Begin RECORDS

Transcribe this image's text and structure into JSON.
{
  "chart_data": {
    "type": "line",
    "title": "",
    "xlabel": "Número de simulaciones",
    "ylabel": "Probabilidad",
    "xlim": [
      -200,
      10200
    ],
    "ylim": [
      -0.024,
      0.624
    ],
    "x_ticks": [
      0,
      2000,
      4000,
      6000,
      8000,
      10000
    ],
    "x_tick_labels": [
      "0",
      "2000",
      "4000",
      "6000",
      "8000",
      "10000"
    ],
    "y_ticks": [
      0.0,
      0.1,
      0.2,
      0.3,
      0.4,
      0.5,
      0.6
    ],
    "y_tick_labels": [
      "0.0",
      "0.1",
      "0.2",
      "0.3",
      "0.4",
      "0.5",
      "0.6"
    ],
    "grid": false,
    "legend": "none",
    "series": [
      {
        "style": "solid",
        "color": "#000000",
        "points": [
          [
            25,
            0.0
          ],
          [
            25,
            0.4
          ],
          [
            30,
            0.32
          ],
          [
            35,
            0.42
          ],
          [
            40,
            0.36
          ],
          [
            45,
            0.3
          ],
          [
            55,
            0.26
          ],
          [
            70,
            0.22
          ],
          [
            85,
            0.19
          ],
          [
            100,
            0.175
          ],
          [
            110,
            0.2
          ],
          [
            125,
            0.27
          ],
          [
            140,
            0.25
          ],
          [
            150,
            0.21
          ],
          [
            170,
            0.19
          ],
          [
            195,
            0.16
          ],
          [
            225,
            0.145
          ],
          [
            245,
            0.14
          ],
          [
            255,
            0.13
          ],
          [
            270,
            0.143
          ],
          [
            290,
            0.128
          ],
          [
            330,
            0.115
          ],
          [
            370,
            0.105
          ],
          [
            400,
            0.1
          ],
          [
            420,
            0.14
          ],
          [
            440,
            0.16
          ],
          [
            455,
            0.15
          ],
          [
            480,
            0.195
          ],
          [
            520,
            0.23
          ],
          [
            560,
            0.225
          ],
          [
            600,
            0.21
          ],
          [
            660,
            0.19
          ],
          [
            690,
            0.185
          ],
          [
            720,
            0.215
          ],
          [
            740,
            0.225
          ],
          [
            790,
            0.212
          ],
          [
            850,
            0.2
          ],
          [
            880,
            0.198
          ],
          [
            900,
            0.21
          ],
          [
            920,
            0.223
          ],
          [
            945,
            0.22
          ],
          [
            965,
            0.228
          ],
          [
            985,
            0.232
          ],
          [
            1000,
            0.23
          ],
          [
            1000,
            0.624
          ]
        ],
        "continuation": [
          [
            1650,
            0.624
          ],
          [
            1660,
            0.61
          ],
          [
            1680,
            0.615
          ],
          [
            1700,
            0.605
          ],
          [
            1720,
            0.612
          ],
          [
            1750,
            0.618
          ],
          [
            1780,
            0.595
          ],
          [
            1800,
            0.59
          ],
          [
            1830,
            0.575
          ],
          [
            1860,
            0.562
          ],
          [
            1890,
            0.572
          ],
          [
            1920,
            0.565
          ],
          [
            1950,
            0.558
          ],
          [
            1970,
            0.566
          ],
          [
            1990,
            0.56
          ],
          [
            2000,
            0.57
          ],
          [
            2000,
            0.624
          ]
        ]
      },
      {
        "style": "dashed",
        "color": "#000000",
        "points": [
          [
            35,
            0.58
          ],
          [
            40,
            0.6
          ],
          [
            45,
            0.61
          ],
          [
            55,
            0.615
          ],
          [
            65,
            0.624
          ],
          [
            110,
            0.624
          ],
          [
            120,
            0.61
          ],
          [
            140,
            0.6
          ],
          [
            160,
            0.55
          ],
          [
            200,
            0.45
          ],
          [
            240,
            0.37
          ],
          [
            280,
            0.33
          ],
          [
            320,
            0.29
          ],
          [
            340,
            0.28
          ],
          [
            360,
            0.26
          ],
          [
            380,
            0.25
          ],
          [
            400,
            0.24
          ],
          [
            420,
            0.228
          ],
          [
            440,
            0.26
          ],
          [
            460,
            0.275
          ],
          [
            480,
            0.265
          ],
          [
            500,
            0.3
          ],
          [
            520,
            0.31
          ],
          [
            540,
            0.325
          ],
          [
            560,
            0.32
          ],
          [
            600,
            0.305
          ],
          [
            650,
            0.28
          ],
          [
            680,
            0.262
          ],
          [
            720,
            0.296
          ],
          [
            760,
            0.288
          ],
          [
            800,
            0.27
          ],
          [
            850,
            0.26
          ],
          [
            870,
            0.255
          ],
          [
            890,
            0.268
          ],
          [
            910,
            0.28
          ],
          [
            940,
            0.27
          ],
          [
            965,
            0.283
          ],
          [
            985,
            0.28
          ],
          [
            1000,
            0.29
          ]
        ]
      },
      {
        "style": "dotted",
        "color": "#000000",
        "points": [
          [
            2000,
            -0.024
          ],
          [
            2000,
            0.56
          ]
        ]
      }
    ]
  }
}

End RECORDS

__THE EXERCISE__
Look through the entries above. Extract each line with the word "style".

__COMPLETE OUTPUT__
        "style": "solid",
        "style": "dashed",
        "style": "dotted",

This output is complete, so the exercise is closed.